- YOUR INSTRUCTIONS
Transcribe the listing that follows in full, omitting pictures.

····················

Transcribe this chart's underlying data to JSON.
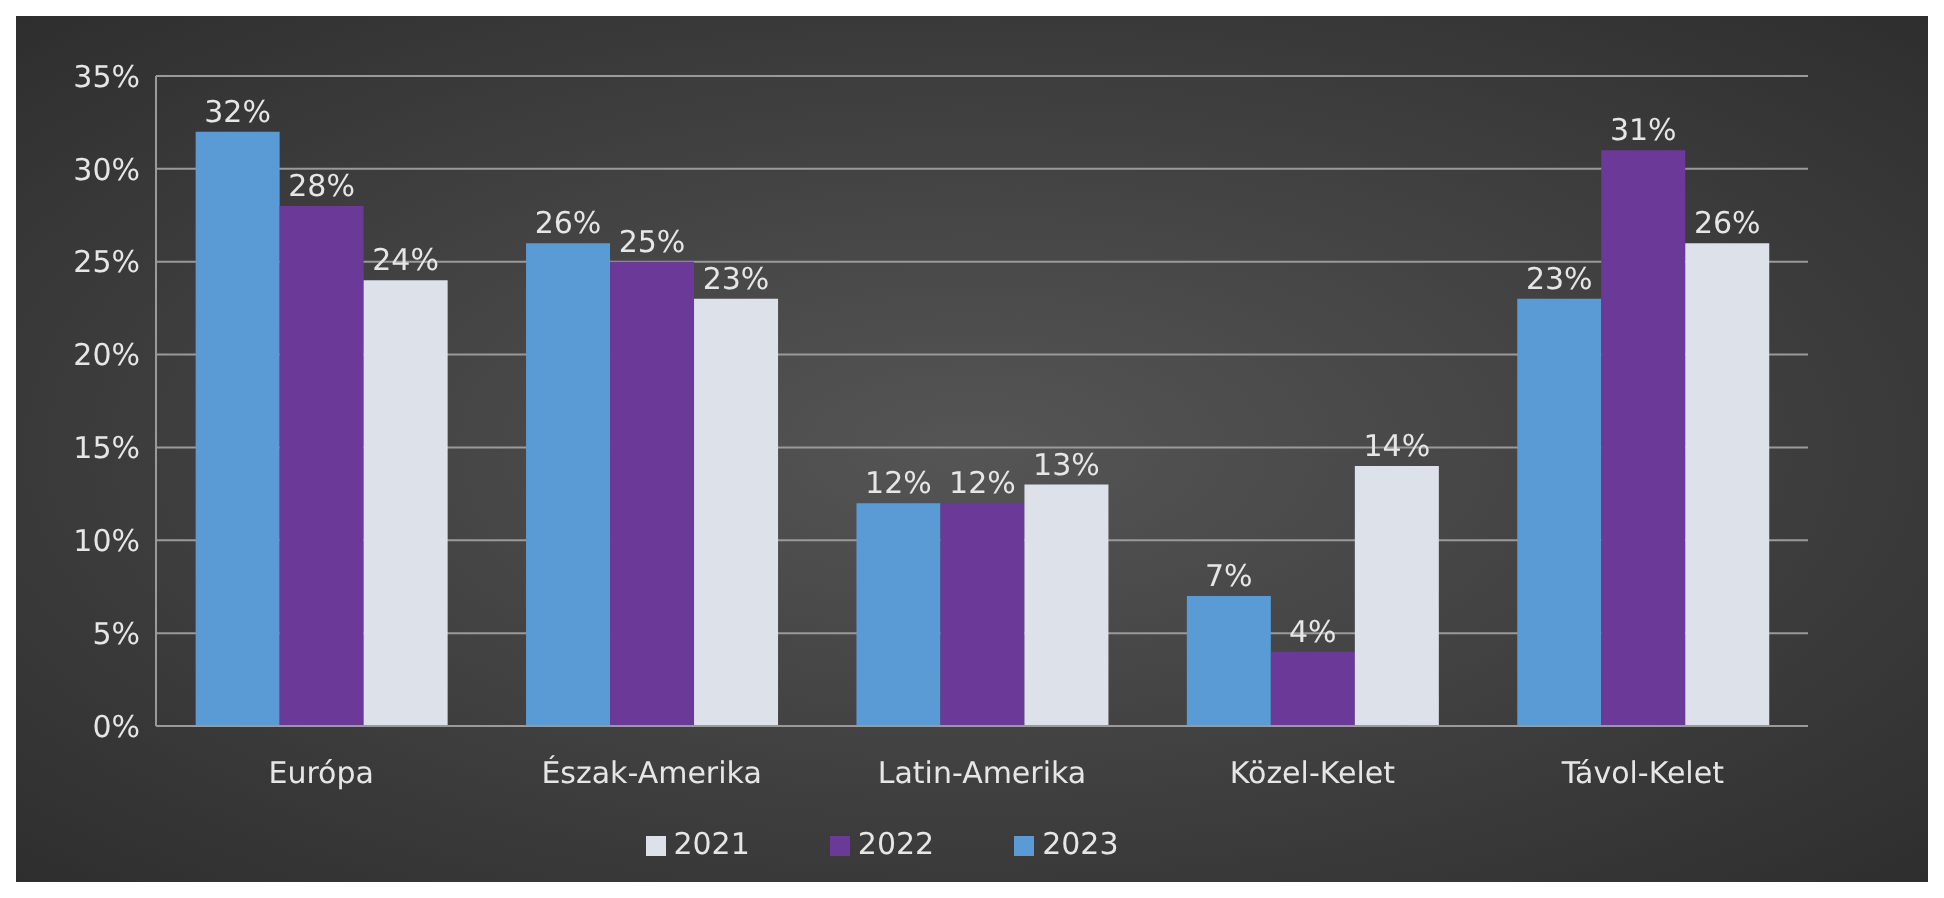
{
  "chart_data": {
    "type": "bar",
    "categories": [
      "Európa",
      "Észak-Amerika",
      "Latin-Amerika",
      "Közel-Kelet",
      "Távol-Kelet"
    ],
    "series": [
      {
        "name": "2023",
        "color": "#5b9bd5",
        "values": [
          32,
          26,
          12,
          7,
          23
        ],
        "value_labels": [
          "32%",
          "26%",
          "12%",
          "7%",
          "23%"
        ]
      },
      {
        "name": "2022",
        "color": "#6b3a99",
        "values": [
          28,
          25,
          12,
          4,
          31
        ],
        "value_labels": [
          "28%",
          "25%",
          "12%",
          "4%",
          "31%"
        ]
      },
      {
        "name": "2021",
        "color": "#dde1ea",
        "values": [
          24,
          23,
          13,
          14,
          26
        ],
        "value_labels": [
          "24%",
          "23%",
          "13%",
          "14%",
          "26%"
        ]
      }
    ],
    "ylim": [
      0,
      35
    ],
    "yticks": [
      {
        "value": 0,
        "label": "0%"
      },
      {
        "value": 5,
        "label": "5%"
      },
      {
        "value": 10,
        "label": "10%"
      },
      {
        "value": 15,
        "label": "15%"
      },
      {
        "value": 20,
        "label": "20%"
      },
      {
        "value": 25,
        "label": "25%"
      },
      {
        "value": 30,
        "label": "30%"
      },
      {
        "value": 35,
        "label": "35%"
      }
    ],
    "grid": "y",
    "legend": "bottom"
  }
}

····················

- RIGHT ANSWER
Transcribe this chart's underlying data to JSON.
{
  "chart_data": {
    "type": "bar",
    "categories": [
      "Európa",
      "Észak-Amerika",
      "Latin-Amerika",
      "Közel-Kelet",
      "Távol-Kelet"
    ],
    "series": [
      {
        "name": "2023",
        "color": "#5b9bd5",
        "values": [
          32,
          26,
          12,
          7,
          23
        ],
        "value_labels": [
          "32%",
          "26%",
          "12%",
          "7%",
          "23%"
        ]
      },
      {
        "name": "2022",
        "color": "#6b3a99",
        "values": [
          28,
          25,
          12,
          4,
          31
        ],
        "value_labels": [
          "28%",
          "25%",
          "12%",
          "4%",
          "31%"
        ]
      },
      {
        "name": "2021",
        "color": "#dde1ea",
        "values": [
          24,
          23,
          13,
          14,
          26
        ],
        "value_labels": [
          "24%",
          "23%",
          "13%",
          "14%",
          "26%"
        ]
      }
    ],
    "ylim": [
      0,
      35
    ],
    "yticks": [
      {
        "value": 0,
        "label": "0%"
      },
      {
        "value": 5,
        "label": "5%"
      },
      {
        "value": 10,
        "label": "10%"
      },
      {
        "value": 15,
        "label": "15%"
      },
      {
        "value": 20,
        "label": "20%"
      },
      {
        "value": 25,
        "label": "25%"
      },
      {
        "value": 30,
        "label": "30%"
      },
      {
        "value": 35,
        "label": "35%"
      }
    ],
    "grid": "y",
    "legend": "bottom"
  }
}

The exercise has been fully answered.